> [Richiesta assegnata A]
Rinomina "unchecked-icon" in "empty-checkbox" nelle righe che seguono il testo, partendo dalla prima e arrivando a quella che contiene "save-button[interactable]: Save —", estremi inclusi. Riporta solo queste righe, lasciando invariato tutto il resto.

> [Testo estratto]
A settembre prenderà il via ufficialmente il progetto, al quale collabora anche CELIM, a favore dei coltivatori di olive del Distretto di Hasbaya, in Libano. Intanto però sono iniziati i sopralluoghi e gli incontri tra i responsabili della nostra Ong e i partner locali. In questi giorni, una delegazione di CELIM sta visitando la zona per incontrare i potenziali beneficiari. «Il Distretto di Hasbaya – spiega Davide Raffa, direttore CELIM – è nel Sud del Libano. È una zona controllata da Hezbollah, il partito degli sciiti libanesi. Per anni, la regione è stata occupata dalle forze armate israeliane, che ne avevano fatto una zona cuscinetto per evitare attacchi improvvisi al loro Paese. Questa occupazione ha isolato l’area e non ne ha favorito lo sviluppo».

Olio e ambiente

Il distretto ha però buone potenzialità. Si producono infatti grandi quantità di olio. La produzione però sconta le difficili condizioni in cui, anche dopo la fine dell’occupazione israeliana, vive la regione. «L’area continua a essere isolata – osserva Raffa -. È come se il Libano non la sentisse ancora veramente sua. Mancano vere politiche agricole che favoriscano la crescita del settore delle olive e dell’olio». Le tecniche di coltivazione vanno migliorate. Non esistono controlli di qualità sull’olio. Così solo una piccola parte della produzione viene venduta, la gran parte invece rimane nei magazzini. A ciò si aggiunge un serio problema ambientale. Gli scarti della lavorazione della filiera vengono riversati, senza essere smaltiti, nel fiume Hasbani o sui terreni agricoli. L’inquinamento è quindi elevato a fronte di un’attività economica che rende poco o nulla.

> [Richiesta assegnata B]
Nel testo sul progetto per gli olivicoltori di Hasbaya, dove finiscono gli scarti della lavorazione della filiera?

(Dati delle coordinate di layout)
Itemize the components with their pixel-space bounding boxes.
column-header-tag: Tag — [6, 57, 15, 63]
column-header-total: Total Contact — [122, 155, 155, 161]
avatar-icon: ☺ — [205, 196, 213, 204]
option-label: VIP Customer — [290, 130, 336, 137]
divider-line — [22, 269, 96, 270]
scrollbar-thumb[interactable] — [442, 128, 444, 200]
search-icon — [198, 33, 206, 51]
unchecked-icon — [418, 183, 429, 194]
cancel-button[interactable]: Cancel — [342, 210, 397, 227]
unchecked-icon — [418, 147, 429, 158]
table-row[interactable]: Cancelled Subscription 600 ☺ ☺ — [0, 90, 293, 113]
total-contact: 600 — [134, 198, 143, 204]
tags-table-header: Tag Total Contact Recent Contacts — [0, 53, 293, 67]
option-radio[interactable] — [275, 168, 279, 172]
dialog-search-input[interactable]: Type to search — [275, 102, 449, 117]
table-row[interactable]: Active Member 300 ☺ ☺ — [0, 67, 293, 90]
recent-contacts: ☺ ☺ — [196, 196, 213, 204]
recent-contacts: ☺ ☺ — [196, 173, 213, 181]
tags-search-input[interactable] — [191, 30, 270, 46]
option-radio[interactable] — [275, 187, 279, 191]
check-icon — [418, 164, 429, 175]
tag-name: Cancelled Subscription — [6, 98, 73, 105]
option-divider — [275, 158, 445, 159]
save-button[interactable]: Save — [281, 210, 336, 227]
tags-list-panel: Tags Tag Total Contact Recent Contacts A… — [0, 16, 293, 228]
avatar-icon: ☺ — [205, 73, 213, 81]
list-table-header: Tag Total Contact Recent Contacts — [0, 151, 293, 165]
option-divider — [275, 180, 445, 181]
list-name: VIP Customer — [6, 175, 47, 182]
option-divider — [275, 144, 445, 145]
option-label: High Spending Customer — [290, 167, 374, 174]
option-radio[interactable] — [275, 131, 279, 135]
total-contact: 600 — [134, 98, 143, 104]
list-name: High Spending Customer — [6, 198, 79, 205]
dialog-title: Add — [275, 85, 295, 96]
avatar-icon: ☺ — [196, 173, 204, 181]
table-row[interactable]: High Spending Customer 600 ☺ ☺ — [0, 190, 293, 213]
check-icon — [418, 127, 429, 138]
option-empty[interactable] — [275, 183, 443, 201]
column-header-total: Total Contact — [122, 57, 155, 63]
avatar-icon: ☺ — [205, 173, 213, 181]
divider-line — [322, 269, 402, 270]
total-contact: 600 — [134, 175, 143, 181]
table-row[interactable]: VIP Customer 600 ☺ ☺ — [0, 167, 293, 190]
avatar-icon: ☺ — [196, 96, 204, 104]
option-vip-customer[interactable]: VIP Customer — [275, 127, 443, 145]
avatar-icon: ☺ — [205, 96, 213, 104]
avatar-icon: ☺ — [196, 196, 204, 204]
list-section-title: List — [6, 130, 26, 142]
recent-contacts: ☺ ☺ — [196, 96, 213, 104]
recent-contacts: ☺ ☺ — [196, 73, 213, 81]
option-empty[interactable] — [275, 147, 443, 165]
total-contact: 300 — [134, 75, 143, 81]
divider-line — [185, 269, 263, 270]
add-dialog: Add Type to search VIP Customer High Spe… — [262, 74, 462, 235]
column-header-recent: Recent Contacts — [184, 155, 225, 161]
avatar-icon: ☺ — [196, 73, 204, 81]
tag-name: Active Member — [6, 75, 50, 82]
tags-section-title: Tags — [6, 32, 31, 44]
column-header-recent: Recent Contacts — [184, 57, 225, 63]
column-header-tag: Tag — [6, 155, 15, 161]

> [Risposta scritta A]
Itemize the components with their pixel-space bounding boxes.
column-header-tag: Tag — [6, 57, 15, 63]
column-header-total: Total Contact — [122, 155, 155, 161]
avatar-icon: ☺ — [205, 196, 213, 204]
option-label: VIP Customer — [290, 130, 336, 137]
divider-line — [22, 269, 96, 270]
scrollbar-thumb[interactable] — [442, 128, 444, 200]
search-icon — [198, 33, 206, 51]
empty-checkbox — [418, 183, 429, 194]
cancel-button[interactable]: Cancel — [342, 210, 397, 227]
empty-checkbox — [418, 147, 429, 158]
table-row[interactable]: Cancelled Subscription 600 ☺ ☺ — [0, 90, 293, 113]
total-contact: 600 — [134, 198, 143, 204]
tags-table-header: Tag Total Contact Recent Contacts — [0, 53, 293, 67]
option-radio[interactable] — [275, 168, 279, 172]
dialog-search-input[interactable]: Type to search — [275, 102, 449, 117]
table-row[interactable]: Active Member 300 ☺ ☺ — [0, 67, 293, 90]
recent-contacts: ☺ ☺ — [196, 196, 213, 204]
recent-contacts: ☺ ☺ — [196, 173, 213, 181]
tags-search-input[interactable] — [191, 30, 270, 46]
option-radio[interactable] — [275, 187, 279, 191]
check-icon — [418, 164, 429, 175]
tag-name: Cancelled Subscription — [6, 98, 73, 105]
option-divider — [275, 158, 445, 159]
save-button[interactable]: Save — [281, 210, 336, 227]

> [Risposta scritta B]
Vengono riversati, senza essere smaltiti, nel fiume Hasbani o sui terreni agricoli.